GIVEN INSTRUCTION: For each line in the data below that holds "ylabel", return a copy.

RAW DATA:

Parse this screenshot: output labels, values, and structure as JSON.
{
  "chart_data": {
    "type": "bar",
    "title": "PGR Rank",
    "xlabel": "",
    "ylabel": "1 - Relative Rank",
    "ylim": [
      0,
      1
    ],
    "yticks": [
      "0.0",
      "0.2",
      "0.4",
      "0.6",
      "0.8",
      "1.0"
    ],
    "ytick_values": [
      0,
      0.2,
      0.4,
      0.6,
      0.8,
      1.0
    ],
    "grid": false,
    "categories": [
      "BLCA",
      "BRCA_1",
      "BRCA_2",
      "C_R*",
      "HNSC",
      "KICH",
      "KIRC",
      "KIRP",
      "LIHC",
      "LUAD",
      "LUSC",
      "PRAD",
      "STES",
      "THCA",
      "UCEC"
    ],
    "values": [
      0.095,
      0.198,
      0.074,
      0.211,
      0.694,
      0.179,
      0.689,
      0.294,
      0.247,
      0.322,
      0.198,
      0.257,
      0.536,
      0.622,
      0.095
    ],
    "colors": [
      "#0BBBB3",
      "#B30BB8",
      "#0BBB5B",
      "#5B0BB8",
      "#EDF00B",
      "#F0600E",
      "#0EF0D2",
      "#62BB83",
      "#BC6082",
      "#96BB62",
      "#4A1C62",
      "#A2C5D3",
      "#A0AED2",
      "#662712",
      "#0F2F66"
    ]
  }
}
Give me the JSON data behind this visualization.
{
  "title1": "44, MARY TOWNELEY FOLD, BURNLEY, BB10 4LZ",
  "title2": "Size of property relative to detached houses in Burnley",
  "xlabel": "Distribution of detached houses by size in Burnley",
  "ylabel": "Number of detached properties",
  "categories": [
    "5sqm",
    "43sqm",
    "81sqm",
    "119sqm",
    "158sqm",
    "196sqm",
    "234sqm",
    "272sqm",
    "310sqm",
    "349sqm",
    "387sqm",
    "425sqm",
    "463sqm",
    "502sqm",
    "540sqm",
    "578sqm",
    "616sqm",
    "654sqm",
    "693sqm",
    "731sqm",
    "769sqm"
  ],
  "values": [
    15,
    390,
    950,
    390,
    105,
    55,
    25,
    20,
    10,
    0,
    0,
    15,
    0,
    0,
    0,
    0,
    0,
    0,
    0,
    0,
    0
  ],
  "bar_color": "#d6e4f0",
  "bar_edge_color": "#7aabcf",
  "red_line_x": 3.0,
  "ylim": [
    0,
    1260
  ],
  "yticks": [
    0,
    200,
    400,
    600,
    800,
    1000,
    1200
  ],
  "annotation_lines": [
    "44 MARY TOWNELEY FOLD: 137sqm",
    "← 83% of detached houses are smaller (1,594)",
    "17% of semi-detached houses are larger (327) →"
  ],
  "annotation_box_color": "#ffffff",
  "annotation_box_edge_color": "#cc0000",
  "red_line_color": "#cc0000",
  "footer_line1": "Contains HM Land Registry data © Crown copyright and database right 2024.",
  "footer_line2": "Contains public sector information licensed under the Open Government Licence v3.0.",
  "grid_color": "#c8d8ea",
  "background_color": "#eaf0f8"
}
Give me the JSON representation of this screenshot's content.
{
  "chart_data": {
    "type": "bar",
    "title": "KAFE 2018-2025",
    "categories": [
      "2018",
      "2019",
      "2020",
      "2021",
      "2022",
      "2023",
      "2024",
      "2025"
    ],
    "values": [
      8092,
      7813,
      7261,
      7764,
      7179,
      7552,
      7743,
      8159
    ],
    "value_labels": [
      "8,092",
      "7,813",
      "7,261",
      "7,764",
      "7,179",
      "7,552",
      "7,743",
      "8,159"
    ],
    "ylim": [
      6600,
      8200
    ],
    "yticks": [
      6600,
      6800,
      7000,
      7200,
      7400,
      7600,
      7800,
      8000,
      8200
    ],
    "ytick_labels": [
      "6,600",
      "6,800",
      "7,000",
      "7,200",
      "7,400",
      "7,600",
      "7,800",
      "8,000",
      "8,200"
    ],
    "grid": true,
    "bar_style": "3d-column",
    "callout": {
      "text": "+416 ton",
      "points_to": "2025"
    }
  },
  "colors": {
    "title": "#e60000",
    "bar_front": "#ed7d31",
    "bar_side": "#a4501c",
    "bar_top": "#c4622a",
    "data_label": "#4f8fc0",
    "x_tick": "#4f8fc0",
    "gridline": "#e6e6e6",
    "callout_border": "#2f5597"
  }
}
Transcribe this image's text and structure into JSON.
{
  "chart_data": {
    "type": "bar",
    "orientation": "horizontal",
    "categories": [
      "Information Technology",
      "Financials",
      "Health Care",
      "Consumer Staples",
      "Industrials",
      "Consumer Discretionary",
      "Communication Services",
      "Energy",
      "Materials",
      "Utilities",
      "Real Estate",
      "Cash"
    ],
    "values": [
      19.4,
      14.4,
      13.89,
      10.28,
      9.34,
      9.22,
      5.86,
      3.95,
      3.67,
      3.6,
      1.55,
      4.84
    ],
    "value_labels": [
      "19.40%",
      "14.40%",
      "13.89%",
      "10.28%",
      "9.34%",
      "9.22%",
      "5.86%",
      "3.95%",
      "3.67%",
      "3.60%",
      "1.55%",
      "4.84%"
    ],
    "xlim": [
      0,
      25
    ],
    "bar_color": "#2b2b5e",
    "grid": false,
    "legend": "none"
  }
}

SOLVED EXERCISE:
    "ylabel": "1 - Relative Rank",
  "ylabel": "Number of detached properties",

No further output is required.